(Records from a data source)

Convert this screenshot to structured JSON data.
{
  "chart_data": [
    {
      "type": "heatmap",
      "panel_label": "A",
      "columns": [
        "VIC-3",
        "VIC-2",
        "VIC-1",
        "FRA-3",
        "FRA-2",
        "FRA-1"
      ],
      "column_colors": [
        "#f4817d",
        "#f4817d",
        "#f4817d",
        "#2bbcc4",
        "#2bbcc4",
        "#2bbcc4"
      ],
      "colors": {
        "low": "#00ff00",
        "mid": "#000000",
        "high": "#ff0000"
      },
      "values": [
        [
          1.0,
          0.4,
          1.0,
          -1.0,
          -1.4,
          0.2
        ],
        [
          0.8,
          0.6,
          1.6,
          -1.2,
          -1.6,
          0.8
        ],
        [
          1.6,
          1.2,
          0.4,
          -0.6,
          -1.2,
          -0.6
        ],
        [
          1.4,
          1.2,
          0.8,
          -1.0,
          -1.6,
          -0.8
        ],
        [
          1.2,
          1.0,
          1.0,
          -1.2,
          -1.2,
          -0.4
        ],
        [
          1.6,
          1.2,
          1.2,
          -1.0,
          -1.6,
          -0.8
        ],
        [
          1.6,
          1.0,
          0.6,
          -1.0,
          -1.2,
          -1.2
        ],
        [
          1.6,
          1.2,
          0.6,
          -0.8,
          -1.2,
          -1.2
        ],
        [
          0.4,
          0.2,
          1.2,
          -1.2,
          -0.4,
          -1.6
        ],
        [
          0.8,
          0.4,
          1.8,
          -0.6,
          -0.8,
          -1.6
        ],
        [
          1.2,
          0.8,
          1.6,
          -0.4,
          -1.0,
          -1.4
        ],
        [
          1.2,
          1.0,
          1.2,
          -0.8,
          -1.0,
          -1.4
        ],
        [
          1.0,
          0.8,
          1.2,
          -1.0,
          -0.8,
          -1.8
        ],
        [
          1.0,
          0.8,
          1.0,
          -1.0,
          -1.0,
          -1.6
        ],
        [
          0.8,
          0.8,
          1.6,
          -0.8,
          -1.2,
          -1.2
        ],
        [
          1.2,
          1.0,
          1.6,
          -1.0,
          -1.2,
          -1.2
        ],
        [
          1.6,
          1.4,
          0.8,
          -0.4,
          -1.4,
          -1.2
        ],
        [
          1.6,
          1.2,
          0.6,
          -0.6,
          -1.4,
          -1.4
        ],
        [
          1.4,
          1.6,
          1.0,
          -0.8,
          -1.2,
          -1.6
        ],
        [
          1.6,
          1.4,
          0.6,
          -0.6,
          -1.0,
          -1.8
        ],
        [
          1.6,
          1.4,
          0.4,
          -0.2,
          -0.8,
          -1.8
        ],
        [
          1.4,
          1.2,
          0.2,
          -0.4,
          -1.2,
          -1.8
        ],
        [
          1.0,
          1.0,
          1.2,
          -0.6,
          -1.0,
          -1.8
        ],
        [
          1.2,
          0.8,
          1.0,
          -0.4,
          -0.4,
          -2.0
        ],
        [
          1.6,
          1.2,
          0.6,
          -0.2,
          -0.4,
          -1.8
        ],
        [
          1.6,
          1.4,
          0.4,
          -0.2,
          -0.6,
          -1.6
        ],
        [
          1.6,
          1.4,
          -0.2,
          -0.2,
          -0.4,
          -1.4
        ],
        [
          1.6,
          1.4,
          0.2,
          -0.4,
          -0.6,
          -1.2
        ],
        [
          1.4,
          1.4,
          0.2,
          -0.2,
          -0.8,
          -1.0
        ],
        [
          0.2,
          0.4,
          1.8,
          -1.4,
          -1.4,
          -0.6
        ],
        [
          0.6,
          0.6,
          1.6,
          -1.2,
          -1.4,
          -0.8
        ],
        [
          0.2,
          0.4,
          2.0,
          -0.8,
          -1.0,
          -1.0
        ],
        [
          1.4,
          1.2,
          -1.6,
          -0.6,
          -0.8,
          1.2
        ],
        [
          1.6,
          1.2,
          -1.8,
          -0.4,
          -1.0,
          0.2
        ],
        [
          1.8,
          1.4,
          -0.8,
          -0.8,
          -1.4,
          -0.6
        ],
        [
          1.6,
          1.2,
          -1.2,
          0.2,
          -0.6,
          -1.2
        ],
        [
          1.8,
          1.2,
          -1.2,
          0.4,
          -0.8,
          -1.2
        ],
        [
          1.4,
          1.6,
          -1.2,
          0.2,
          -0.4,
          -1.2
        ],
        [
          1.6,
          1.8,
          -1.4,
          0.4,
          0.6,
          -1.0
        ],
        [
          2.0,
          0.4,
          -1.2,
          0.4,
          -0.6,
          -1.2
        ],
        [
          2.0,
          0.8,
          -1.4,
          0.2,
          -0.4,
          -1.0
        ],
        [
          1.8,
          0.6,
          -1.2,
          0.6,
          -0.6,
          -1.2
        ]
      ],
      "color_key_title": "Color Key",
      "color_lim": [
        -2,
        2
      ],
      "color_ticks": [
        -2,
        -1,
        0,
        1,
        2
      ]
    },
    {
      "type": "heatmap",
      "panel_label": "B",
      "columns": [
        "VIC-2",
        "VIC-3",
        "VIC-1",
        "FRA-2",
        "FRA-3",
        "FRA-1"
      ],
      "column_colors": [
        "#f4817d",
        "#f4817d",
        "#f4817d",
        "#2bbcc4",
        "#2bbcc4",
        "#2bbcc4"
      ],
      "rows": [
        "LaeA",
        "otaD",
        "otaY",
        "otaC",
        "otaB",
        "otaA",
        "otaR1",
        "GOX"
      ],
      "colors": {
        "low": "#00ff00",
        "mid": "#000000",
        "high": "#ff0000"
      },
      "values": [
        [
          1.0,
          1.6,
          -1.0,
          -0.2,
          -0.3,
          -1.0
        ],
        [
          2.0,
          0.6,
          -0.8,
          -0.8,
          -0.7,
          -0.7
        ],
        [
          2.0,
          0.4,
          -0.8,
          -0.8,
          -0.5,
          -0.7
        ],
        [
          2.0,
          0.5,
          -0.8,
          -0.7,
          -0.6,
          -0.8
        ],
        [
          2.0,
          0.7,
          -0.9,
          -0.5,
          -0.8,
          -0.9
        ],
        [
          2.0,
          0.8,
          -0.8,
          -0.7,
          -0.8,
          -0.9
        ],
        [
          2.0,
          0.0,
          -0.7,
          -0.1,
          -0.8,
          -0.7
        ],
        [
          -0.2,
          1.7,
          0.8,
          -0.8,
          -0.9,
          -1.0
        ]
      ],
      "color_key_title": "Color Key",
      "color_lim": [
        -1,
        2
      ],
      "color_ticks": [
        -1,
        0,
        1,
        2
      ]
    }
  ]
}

WHAT IS ASKED
Extract the data in full. Keep it word for word.

ANSWER TO THE PROBLEM
Convert this screenshot to structured JSON data.
{
  "chart_data": [
    {
      "type": "heatmap",
      "panel_label": "A",
      "columns": [
        "VIC-3",
        "VIC-2",
        "VIC-1",
        "FRA-3",
        "FRA-2",
        "FRA-1"
      ],
      "column_colors": [
        "#f4817d",
        "#f4817d",
        "#f4817d",
        "#2bbcc4",
        "#2bbcc4",
        "#2bbcc4"
      ],
      "colors": {
        "low": "#00ff00",
        "mid": "#000000",
        "high": "#ff0000"
      },
      "values": [
        [
          1.0,
          0.4,
          1.0,
          -1.0,
          -1.4,
          0.2
        ],
        [
          0.8,
          0.6,
          1.6,
          -1.2,
          -1.6,
          0.8
        ],
        [
          1.6,
          1.2,
          0.4,
          -0.6,
          -1.2,
          -0.6
        ],
        [
          1.4,
          1.2,
          0.8,
          -1.0,
          -1.6,
          -0.8
        ],
        [
          1.2,
          1.0,
          1.0,
          -1.2,
          -1.2,
          -0.4
        ],
        [
          1.6,
          1.2,
          1.2,
          -1.0,
          -1.6,
          -0.8
        ],
        [
          1.6,
          1.0,
          0.6,
          -1.0,
          -1.2,
          -1.2
        ],
        [
          1.6,
          1.2,
          0.6,
          -0.8,
          -1.2,
          -1.2
        ],
        [
          0.4,
          0.2,
          1.2,
          -1.2,
          -0.4,
          -1.6
        ],
        [
          0.8,
          0.4,
          1.8,
          -0.6,
          -0.8,
          -1.6
        ],
        [
          1.2,
          0.8,
          1.6,
          -0.4,
          -1.0,
          -1.4
        ],
        [
          1.2,
          1.0,
          1.2,
          -0.8,
          -1.0,
          -1.4
        ],
        [
          1.0,
          0.8,
          1.2,
          -1.0,
          -0.8,
          -1.8
        ],
        [
          1.0,
          0.8,
          1.0,
          -1.0,
          -1.0,
          -1.6
        ],
        [
          0.8,
          0.8,
          1.6,
          -0.8,
          -1.2,
          -1.2
        ],
        [
          1.2,
          1.0,
          1.6,
          -1.0,
          -1.2,
          -1.2
        ],
        [
          1.6,
          1.4,
          0.8,
          -0.4,
          -1.4,
          -1.2
        ],
        [
          1.6,
          1.2,
          0.6,
          -0.6,
          -1.4,
          -1.4
        ],
        [
          1.4,
          1.6,
          1.0,
          -0.8,
          -1.2,
          -1.6
        ],
        [
          1.6,
          1.4,
          0.6,
          -0.6,
          -1.0,
          -1.8
        ],
        [
          1.6,
          1.4,
          0.4,
          -0.2,
          -0.8,
          -1.8
        ],
        [
          1.4,
          1.2,
          0.2,
          -0.4,
          -1.2,
          -1.8
        ],
        [
          1.0,
          1.0,
          1.2,
          -0.6,
          -1.0,
          -1.8
        ],
        [
          1.2,
          0.8,
          1.0,
          -0.4,
          -0.4,
          -2.0
        ],
        [
          1.6,
          1.2,
          0.6,
          -0.2,
          -0.4,
          -1.8
        ],
        [
          1.6,
          1.4,
          0.4,
          -0.2,
          -0.6,
          -1.6
        ],
        [
          1.6,
          1.4,
          -0.2,
          -0.2,
          -0.4,
          -1.4
        ],
        [
          1.6,
          1.4,
          0.2,
          -0.4,
          -0.6,
          -1.2
        ],
        [
          1.4,
          1.4,
          0.2,
          -0.2,
          -0.8,
          -1.0
        ],
        [
          0.2,
          0.4,
          1.8,
          -1.4,
          -1.4,
          -0.6
        ],
        [
          0.6,
          0.6,
          1.6,
          -1.2,
          -1.4,
          -0.8
        ],
        [
          0.2,
          0.4,
          2.0,
          -0.8,
          -1.0,
          -1.0
        ],
        [
          1.4,
          1.2,
          -1.6,
          -0.6,
          -0.8,
          1.2
        ],
        [
          1.6,
          1.2,
          -1.8,
          -0.4,
          -1.0,
          0.2
        ],
        [
          1.8,
          1.4,
          -0.8,
          -0.8,
          -1.4,
          -0.6
        ],
        [
          1.6,
          1.2,
          -1.2,
          0.2,
          -0.6,
          -1.2
        ],
        [
          1.8,
          1.2,
          -1.2,
          0.4,
          -0.8,
          -1.2
        ],
        [
          1.4,
          1.6,
          -1.2,
          0.2,
          -0.4,
          -1.2
        ],
        [
          1.6,
          1.8,
          -1.4,
          0.4,
          0.6,
          -1.0
        ],
        [
          2.0,
          0.4,
          -1.2,
          0.4,
          -0.6,
          -1.2
        ],
        [
          2.0,
          0.8,
          -1.4,
          0.2,
          -0.4,
          -1.0
        ],
        [
          1.8,
          0.6,
          -1.2,
          0.6,
          -0.6,
          -1.2
        ]
      ],
      "color_key_title": "Color Key",
      "color_lim": [
        -2,
        2
      ],
      "color_ticks": [
        -2,
        -1,
        0,
        1,
        2
      ]
    },
    {
      "type": "heatmap",
      "panel_label": "B",
      "columns": [
        "VIC-2",
        "VIC-3",
        "VIC-1",
        "FRA-2",
        "FRA-3",
        "FRA-1"
      ],
      "column_colors": [
        "#f4817d",
        "#f4817d",
        "#f4817d",
        "#2bbcc4",
        "#2bbcc4",
        "#2bbcc4"
      ],
      "rows": [
        "LaeA",
        "otaD",
        "otaY",
        "otaC",
        "otaB",
        "otaA",
        "otaR1",
        "GOX"
      ],
      "colors": {
        "low": "#00ff00",
        "mid": "#000000",
        "high": "#ff0000"
      },
      "values": [
        [
          1.0,
          1.6,
          -1.0,
          -0.2,
          -0.3,
          -1.0
        ],
        [
          2.0,
          0.6,
          -0.8,
          -0.8,
          -0.7,
          -0.7
        ],
        [
          2.0,
          0.4,
          -0.8,
          -0.8,
          -0.5,
          -0.7
        ],
        [
          2.0,
          0.5,
          -0.8,
          -0.7,
          -0.6,
          -0.8
        ],
        [
          2.0,
          0.7,
          -0.9,
          -0.5,
          -0.8,
          -0.9
        ],
        [
          2.0,
          0.8,
          -0.8,
          -0.7,
          -0.8,
          -0.9
        ],
        [
          2.0,
          0.0,
          -0.7,
          -0.1,
          -0.8,
          -0.7
        ],
        [
          -0.2,
          1.7,
          0.8,
          -0.8,
          -0.9,
          -1.0
        ]
      ],
      "color_key_title": "Color Key",
      "color_lim": [
        -1,
        2
      ],
      "color_ticks": [
        -1,
        0,
        1,
        2
      ]
    }
  ]
}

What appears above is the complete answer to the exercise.